▼
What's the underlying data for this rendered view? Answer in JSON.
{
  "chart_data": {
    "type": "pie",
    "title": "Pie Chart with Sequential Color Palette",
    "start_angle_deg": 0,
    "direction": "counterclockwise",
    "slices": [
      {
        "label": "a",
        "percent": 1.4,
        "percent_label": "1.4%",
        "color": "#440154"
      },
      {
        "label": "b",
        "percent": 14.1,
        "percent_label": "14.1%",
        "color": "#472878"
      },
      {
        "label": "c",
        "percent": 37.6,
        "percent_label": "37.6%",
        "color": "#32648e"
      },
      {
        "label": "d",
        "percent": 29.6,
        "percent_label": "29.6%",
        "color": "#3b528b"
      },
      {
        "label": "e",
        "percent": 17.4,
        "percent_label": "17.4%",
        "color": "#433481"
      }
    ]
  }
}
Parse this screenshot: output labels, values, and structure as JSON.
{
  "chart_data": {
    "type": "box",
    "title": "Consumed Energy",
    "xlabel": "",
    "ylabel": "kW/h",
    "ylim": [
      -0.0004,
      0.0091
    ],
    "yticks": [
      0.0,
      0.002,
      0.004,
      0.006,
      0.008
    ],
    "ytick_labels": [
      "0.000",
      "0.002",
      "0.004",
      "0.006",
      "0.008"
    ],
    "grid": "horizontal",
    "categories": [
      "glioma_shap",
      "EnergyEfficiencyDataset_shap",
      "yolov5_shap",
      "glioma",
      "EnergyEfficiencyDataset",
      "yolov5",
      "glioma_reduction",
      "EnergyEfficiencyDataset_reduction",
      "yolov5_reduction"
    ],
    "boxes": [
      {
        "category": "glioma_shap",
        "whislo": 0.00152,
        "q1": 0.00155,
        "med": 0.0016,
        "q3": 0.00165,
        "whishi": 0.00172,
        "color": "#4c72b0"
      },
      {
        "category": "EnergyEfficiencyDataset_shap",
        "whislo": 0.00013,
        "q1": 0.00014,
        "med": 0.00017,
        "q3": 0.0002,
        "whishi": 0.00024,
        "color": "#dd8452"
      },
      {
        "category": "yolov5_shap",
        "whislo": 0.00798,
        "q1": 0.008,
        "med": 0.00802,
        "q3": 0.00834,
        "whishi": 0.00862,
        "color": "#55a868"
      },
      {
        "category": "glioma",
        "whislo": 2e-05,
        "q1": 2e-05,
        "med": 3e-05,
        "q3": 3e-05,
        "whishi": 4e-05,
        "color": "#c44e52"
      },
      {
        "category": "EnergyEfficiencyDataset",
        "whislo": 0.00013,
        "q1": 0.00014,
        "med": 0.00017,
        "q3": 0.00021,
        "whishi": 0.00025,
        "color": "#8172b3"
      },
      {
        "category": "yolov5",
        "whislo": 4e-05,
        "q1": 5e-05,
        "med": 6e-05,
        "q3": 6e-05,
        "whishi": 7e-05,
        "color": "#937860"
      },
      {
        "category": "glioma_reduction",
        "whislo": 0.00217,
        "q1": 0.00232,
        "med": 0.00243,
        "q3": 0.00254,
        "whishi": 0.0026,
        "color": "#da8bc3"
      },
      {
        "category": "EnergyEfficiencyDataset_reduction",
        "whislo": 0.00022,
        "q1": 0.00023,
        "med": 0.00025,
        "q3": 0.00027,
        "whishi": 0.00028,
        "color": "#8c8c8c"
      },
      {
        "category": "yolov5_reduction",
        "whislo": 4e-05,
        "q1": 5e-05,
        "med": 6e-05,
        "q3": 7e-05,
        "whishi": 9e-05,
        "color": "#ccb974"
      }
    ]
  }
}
▲
→ WORK REQUIRED
Whenever "whishi" turns up in a line, pick that line out.

→ FULL OUTPUT
        "whishi": 0.00172,
        "whishi": 0.00024,
        "whishi": 0.00862,
        "whishi": 4e-05,
        "whishi": 0.00025,
        "whishi": 7e-05,
        "whishi": 0.0026,
        "whishi": 0.00028,
        "whishi": 9e-05,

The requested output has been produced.